Emit the entire listing verbatim.

────────────────

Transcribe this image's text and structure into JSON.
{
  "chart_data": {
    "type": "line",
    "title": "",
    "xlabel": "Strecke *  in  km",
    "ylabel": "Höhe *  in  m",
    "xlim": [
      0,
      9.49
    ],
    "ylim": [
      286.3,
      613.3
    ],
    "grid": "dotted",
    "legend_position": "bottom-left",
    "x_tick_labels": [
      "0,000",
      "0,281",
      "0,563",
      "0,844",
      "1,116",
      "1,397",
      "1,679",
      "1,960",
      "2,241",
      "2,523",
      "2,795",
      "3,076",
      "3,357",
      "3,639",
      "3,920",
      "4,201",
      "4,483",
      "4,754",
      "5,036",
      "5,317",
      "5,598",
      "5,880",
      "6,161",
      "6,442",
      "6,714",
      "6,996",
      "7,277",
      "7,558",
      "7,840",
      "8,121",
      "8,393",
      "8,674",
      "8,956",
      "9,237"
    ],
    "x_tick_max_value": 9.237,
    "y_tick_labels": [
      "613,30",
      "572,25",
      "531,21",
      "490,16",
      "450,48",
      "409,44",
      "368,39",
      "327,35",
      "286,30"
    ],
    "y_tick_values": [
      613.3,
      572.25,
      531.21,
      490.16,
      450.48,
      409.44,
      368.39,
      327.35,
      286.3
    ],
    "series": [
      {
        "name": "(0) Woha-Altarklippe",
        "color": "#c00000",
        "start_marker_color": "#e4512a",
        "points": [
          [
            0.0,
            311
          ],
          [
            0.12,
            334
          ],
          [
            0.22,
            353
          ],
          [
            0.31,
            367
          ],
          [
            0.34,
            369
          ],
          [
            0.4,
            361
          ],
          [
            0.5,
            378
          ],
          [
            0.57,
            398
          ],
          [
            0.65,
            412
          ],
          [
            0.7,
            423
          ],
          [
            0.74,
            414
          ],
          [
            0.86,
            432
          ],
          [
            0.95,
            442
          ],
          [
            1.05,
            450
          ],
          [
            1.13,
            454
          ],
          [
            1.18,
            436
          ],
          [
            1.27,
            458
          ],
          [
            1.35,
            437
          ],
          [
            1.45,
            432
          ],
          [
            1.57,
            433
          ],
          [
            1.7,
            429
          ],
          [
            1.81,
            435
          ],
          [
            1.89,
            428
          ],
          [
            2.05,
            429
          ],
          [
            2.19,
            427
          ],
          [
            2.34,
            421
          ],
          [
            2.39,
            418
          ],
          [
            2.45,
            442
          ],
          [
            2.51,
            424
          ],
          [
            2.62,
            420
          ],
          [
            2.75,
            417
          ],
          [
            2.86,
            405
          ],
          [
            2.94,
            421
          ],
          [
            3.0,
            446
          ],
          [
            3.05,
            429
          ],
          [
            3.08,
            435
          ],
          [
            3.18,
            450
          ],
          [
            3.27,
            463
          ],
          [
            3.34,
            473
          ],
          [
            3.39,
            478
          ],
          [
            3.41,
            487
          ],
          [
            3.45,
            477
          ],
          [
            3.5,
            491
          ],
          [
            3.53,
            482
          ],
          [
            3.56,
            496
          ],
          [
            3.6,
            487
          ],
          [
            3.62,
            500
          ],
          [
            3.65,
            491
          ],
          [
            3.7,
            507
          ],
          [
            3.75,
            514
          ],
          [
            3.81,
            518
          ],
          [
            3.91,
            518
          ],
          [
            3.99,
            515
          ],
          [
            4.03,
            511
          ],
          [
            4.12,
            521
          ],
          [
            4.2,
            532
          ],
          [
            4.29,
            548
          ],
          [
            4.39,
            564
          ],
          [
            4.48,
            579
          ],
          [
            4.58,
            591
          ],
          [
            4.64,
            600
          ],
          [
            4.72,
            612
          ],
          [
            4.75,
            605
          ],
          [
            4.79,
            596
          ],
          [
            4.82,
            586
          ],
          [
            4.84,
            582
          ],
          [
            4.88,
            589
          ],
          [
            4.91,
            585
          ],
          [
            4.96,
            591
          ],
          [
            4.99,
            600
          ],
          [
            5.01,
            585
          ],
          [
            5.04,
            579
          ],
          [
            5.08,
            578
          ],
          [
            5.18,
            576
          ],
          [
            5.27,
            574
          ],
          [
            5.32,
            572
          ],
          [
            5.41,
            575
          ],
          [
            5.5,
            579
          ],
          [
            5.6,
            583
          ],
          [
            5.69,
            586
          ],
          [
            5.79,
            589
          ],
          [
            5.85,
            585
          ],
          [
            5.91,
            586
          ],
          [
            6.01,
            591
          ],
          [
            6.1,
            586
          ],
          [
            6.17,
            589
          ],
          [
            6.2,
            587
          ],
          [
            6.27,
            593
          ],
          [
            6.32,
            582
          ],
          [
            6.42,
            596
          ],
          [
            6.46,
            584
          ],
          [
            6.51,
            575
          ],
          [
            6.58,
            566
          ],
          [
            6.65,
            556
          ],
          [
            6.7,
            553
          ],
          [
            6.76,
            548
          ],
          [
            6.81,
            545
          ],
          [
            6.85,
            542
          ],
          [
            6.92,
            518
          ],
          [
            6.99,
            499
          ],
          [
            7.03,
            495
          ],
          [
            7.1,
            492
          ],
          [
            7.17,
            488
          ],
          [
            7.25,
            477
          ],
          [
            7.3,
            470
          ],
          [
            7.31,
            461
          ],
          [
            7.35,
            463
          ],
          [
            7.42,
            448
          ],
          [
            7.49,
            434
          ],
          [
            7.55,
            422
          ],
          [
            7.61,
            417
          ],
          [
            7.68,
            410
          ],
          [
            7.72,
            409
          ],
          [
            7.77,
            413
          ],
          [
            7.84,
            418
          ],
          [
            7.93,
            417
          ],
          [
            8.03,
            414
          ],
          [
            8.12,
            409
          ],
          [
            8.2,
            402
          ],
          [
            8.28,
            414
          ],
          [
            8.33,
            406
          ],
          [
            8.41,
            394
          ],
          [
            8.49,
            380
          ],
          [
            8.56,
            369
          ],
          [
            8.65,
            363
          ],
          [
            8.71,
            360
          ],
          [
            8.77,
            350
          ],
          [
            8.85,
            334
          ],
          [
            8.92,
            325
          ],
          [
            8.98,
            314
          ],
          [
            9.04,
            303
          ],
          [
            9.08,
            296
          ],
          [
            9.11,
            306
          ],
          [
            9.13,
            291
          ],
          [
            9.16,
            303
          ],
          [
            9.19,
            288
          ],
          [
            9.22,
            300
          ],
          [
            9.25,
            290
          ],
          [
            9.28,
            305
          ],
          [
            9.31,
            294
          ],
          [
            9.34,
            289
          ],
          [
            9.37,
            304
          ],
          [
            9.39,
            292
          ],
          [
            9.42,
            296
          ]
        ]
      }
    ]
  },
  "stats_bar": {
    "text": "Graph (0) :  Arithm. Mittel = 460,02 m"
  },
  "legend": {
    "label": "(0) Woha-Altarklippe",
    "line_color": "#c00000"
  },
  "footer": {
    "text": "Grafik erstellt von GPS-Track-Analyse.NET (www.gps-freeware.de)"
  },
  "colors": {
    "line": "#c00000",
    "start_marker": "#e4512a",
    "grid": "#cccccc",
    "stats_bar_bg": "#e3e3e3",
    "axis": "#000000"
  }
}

────────────────

> [Correct response]
Transcribe this image's text and structure into JSON.
{
  "chart_data": {
    "type": "line",
    "title": "",
    "xlabel": "Strecke *  in  km",
    "ylabel": "Höhe *  in  m",
    "xlim": [
      0,
      9.49
    ],
    "ylim": [
      286.3,
      613.3
    ],
    "grid": "dotted",
    "legend_position": "bottom-left",
    "x_tick_labels": [
      "0,000",
      "0,281",
      "0,563",
      "0,844",
      "1,116",
      "1,397",
      "1,679",
      "1,960",
      "2,241",
      "2,523",
      "2,795",
      "3,076",
      "3,357",
      "3,639",
      "3,920",
      "4,201",
      "4,483",
      "4,754",
      "5,036",
      "5,317",
      "5,598",
      "5,880",
      "6,161",
      "6,442",
      "6,714",
      "6,996",
      "7,277",
      "7,558",
      "7,840",
      "8,121",
      "8,393",
      "8,674",
      "8,956",
      "9,237"
    ],
    "x_tick_max_value": 9.237,
    "y_tick_labels": [
      "613,30",
      "572,25",
      "531,21",
      "490,16",
      "450,48",
      "409,44",
      "368,39",
      "327,35",
      "286,30"
    ],
    "y_tick_values": [
      613.3,
      572.25,
      531.21,
      490.16,
      450.48,
      409.44,
      368.39,
      327.35,
      286.3
    ],
    "series": [
      {
        "name": "(0) Woha-Altarklippe",
        "color": "#c00000",
        "start_marker_color": "#e4512a",
        "points": [
          [
            0.0,
            311
          ],
          [
            0.12,
            334
          ],
          [
            0.22,
            353
          ],
          [
            0.31,
            367
          ],
          [
            0.34,
            369
          ],
          [
            0.4,
            361
          ],
          [
            0.5,
            378
          ],
          [
            0.57,
            398
          ],
          [
            0.65,
            412
          ],
          [
            0.7,
            423
          ],
          [
            0.74,
            414
          ],
          [
            0.86,
            432
          ],
          [
            0.95,
            442
          ],
          [
            1.05,
            450
          ],
          [
            1.13,
            454
          ],
          [
            1.18,
            436
          ],
          [
            1.27,
            458
          ],
          [
            1.35,
            437
          ],
          [
            1.45,
            432
          ],
          [
            1.57,
            433
          ],
          [
            1.7,
            429
          ],
          [
            1.81,
            435
          ],
          [
            1.89,
            428
          ],
          [
            2.05,
            429
          ],
          [
            2.19,
            427
          ],
          [
            2.34,
            421
          ],
          [
            2.39,
            418
          ],
          [
            2.45,
            442
          ],
          [
            2.51,
            424
          ],
          [
            2.62,
            420
          ],
          [
            2.75,
            417
          ],
          [
            2.86,
            405
          ],
          [
            2.94,
            421
          ],
          [
            3.0,
            446
          ],
          [
            3.05,
            429
          ],
          [
            3.08,
            435
          ],
          [
            3.18,
            450
          ],
          [
            3.27,
            463
          ],
          [
            3.34,
            473
          ],
          [
            3.39,
            478
          ],
          [
            3.41,
            487
          ],
          [
            3.45,
            477
          ],
          [
            3.5,
            491
          ],
          [
            3.53,
            482
          ],
          [
            3.56,
            496
          ],
          [
            3.6,
            487
          ],
          [
            3.62,
            500
          ],
          [
            3.65,
            491
          ],
          [
            3.7,
            507
          ],
          [
            3.75,
            514
          ],
          [
            3.81,
            518
          ],
          [
            3.91,
            518
          ],
          [
            3.99,
            515
          ],
          [
            4.03,
            511
          ],
          [
            4.12,
            521
          ],
          [
            4.2,
            532
          ],
          [
            4.29,
            548
          ],
          [
            4.39,
            564
          ],
          [
            4.48,
            579
          ],
          [
            4.58,
            591
          ],
          [
            4.64,
            600
          ],
          [
            4.72,
            612
          ],
          [
            4.75,
            605
          ],
          [
            4.79,
            596
          ],
          [
            4.82,
            586
          ],
          [
            4.84,
            582
          ],
          [
            4.88,
            589
          ],
          [
            4.91,
            585
          ],
          [
            4.96,
            591
          ],
          [
            4.99,
            600
          ],
          [
            5.01,
            585
          ],
          [
            5.04,
            579
          ],
          [
            5.08,
            578
          ],
          [
            5.18,
            576
          ],
          [
            5.27,
            574
          ],
          [
            5.32,
            572
          ],
          [
            5.41,
            575
          ],
          [
            5.5,
            579
          ],
          [
            5.6,
            583
          ],
          [
            5.69,
            586
          ],
          [
            5.79,
            589
          ],
          [
            5.85,
            585
          ],
          [
            5.91,
            586
          ],
          [
            6.01,
            591
          ],
          [
            6.1,
            586
          ],
          [
            6.17,
            589
          ],
          [
            6.2,
            587
          ],
          [
            6.27,
            593
          ],
          [
            6.32,
            582
          ],
          [
            6.42,
            596
          ],
          [
            6.46,
            584
          ],
          [
            6.51,
            575
          ],
          [
            6.58,
            566
          ],
          [
            6.65,
            556
          ],
          [
            6.7,
            553
          ],
          [
            6.76,
            548
          ],
          [
            6.81,
            545
          ],
          [
            6.85,
            542
          ],
          [
            6.92,
            518
          ],
          [
            6.99,
            499
          ],
          [
            7.03,
            495
          ],
          [
            7.1,
            492
          ],
          [
            7.17,
            488
          ],
          [
            7.25,
            477
          ],
          [
            7.3,
            470
          ],
          [
            7.31,
            461
          ],
          [
            7.35,
            463
          ],
          [
            7.42,
            448
          ],
          [
            7.49,
            434
          ],
          [
            7.55,
            422
          ],
          [
            7.61,
            417
          ],
          [
            7.68,
            410
          ],
          [
            7.72,
            409
          ],
          [
            7.77,
            413
          ],
          [
            7.84,
            418
          ],
          [
            7.93,
            417
          ],
          [
            8.03,
            414
          ],
          [
            8.12,
            409
          ],
          [
            8.2,
            402
          ],
          [
            8.28,
            414
          ],
          [
            8.33,
            406
          ],
          [
            8.41,
            394
          ],
          [
            8.49,
            380
          ],
          [
            8.56,
            369
          ],
          [
            8.65,
            363
          ],
          [
            8.71,
            360
          ],
          [
            8.77,
            350
          ],
          [
            8.85,
            334
          ],
          [
            8.92,
            325
          ],
          [
            8.98,
            314
          ],
          [
            9.04,
            303
          ],
          [
            9.08,
            296
          ],
          [
            9.11,
            306
          ],
          [
            9.13,
            291
          ],
          [
            9.16,
            303
          ],
          [
            9.19,
            288
          ],
          [
            9.22,
            300
          ],
          [
            9.25,
            290
          ],
          [
            9.28,
            305
          ],
          [
            9.31,
            294
          ],
          [
            9.34,
            289
          ],
          [
            9.37,
            304
          ],
          [
            9.39,
            292
          ],
          [
            9.42,
            296
          ]
        ]
      }
    ]
  },
  "stats_bar": {
    "text": "Graph (0) :  Arithm. Mittel = 460,02 m"
  },
  "legend": {
    "label": "(0) Woha-Altarklippe",
    "line_color": "#c00000"
  },
  "footer": {
    "text": "Grafik erstellt von GPS-Track-Analyse.NET (www.gps-freeware.de)"
  },
  "colors": {
    "line": "#c00000",
    "start_marker": "#e4512a",
    "grid": "#cccccc",
    "stats_bar_bg": "#e3e3e3",
    "axis": "#000000"
  }
}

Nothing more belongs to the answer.